Task data:
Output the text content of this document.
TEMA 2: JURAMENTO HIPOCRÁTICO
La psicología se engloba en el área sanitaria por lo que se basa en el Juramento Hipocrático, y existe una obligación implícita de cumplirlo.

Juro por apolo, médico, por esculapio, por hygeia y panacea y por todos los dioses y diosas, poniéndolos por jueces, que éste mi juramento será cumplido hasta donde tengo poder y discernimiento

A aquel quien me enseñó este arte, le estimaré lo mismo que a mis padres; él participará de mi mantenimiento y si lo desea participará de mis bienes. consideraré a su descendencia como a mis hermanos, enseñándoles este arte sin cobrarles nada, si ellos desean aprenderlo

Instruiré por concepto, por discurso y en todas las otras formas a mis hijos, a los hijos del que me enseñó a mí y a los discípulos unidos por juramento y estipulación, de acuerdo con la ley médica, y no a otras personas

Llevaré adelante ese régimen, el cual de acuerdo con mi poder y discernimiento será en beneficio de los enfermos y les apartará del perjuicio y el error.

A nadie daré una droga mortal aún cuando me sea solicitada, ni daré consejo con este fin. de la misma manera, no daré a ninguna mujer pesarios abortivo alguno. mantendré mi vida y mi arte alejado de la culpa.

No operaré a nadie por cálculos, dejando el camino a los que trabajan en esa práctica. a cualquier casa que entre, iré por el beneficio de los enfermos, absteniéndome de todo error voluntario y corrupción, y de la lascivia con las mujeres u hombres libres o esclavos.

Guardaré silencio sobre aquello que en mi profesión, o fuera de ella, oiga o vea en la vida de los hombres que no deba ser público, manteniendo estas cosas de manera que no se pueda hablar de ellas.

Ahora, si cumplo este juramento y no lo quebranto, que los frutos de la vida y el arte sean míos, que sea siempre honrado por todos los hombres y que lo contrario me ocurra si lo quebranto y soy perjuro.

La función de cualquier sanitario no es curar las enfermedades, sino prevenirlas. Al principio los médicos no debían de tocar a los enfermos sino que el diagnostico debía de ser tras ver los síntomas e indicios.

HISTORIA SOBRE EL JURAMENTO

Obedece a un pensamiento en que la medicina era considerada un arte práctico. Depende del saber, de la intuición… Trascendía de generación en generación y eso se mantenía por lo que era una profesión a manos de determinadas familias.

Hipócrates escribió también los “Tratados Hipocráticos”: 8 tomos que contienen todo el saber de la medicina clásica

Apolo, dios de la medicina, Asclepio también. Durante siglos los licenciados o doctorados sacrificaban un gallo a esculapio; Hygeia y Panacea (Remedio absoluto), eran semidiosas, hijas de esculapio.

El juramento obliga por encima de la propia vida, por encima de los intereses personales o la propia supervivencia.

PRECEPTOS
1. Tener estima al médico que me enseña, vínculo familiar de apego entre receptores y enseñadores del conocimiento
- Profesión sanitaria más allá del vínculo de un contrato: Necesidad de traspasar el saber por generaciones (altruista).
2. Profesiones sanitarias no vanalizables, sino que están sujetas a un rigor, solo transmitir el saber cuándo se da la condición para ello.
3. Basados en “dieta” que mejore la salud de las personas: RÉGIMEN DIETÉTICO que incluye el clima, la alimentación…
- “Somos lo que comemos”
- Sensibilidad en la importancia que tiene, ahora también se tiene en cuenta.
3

Aim: Write the data back out verbatim.

Result for this task:
Output the text content of this document.
TEMA 2: JURAMENTO HIPOCRÁTICO
La psicología se engloba en el área sanitaria por lo que se basa en el Juramento Hipocrático, y existe una obligación implícita de cumplirlo.

Juro por apolo, médico, por esculapio, por hygeia y panacea y por todos los dioses y diosas, poniéndolos por jueces, que éste mi juramento será cumplido hasta donde tengo poder y discernimiento

A aquel quien me enseñó este arte, le estimaré lo mismo que a mis padres; él participará de mi mantenimiento y si lo desea participará de mis bienes. consideraré a su descendencia como a mis hermanos, enseñándoles este arte sin cobrarles nada, si ellos desean aprenderlo

Instruiré por concepto, por discurso y en todas las otras formas a mis hijos, a los hijos del que me enseñó a mí y a los discípulos unidos por juramento y estipulación, de acuerdo con la ley médica, y no a otras personas

Llevaré adelante ese régimen, el cual de acuerdo con mi poder y discernimiento será en beneficio de los enfermos y les apartará del perjuicio y el error.

A nadie daré una droga mortal aún cuando me sea solicitada, ni daré consejo con este fin. de la misma manera, no daré a ninguna mujer pesarios abortivo alguno. mantendré mi vida y mi arte alejado de la culpa.

No operaré a nadie por cálculos, dejando el camino a los que trabajan en esa práctica. a cualquier casa que entre, iré por el beneficio de los enfermos, absteniéndome de todo error voluntario y corrupción, y de la lascivia con las mujeres u hombres libres o esclavos.

Guardaré silencio sobre aquello que en mi profesión, o fuera de ella, oiga o vea en la vida de los hombres que no deba ser público, manteniendo estas cosas de manera que no se pueda hablar de ellas.

Ahora, si cumplo este juramento y no lo quebranto, que los frutos de la vida y el arte sean míos, que sea siempre honrado por todos los hombres y que lo contrario me ocurra si lo quebranto y soy perjuro.

La función de cualquier sanitario no es curar las enfermedades, sino prevenirlas. Al principio los médicos no debían de tocar a los enfermos sino que el diagnostico debía de ser tras ver los síntomas e indicios.

HISTORIA SOBRE EL JURAMENTO

Obedece a un pensamiento en que la medicina era considerada un arte práctico. Depende del saber, de la intuición… Trascendía de generación en generación y eso se mantenía por lo que era una profesión a manos de determinadas familias.

Hipócrates escribió también los “Tratados Hipocráticos”: 8 tomos que contienen todo el saber de la medicina clásica

Apolo, dios de la medicina, Asclepio también. Durante siglos los licenciados o doctorados sacrificaban un gallo a esculapio; Hygeia y Panacea (Remedio absoluto), eran semidiosas, hijas de esculapio.

El juramento obliga por encima de la propia vida, por encima de los intereses personales o la propia supervivencia.

PRECEPTOS
1. Tener estima al médico que me enseña, vínculo familiar de apego entre receptores y enseñadores del conocimiento
- Profesión sanitaria más allá del vínculo de un contrato: Necesidad de traspasar el saber por generaciones (altruista).
2. Profesiones sanitarias no vanalizables, sino que están sujetas a un rigor, solo transmitir el saber cuándo se da la condición para ello.
3. Basados en “dieta” que mejore la salud de las personas: RÉGIMEN DIETÉTICO que incluye el clima, la alimentación…
- “Somos lo que comemos”
- Sensibilidad en la importancia que tiene, ahora también se tiene en cuenta.
3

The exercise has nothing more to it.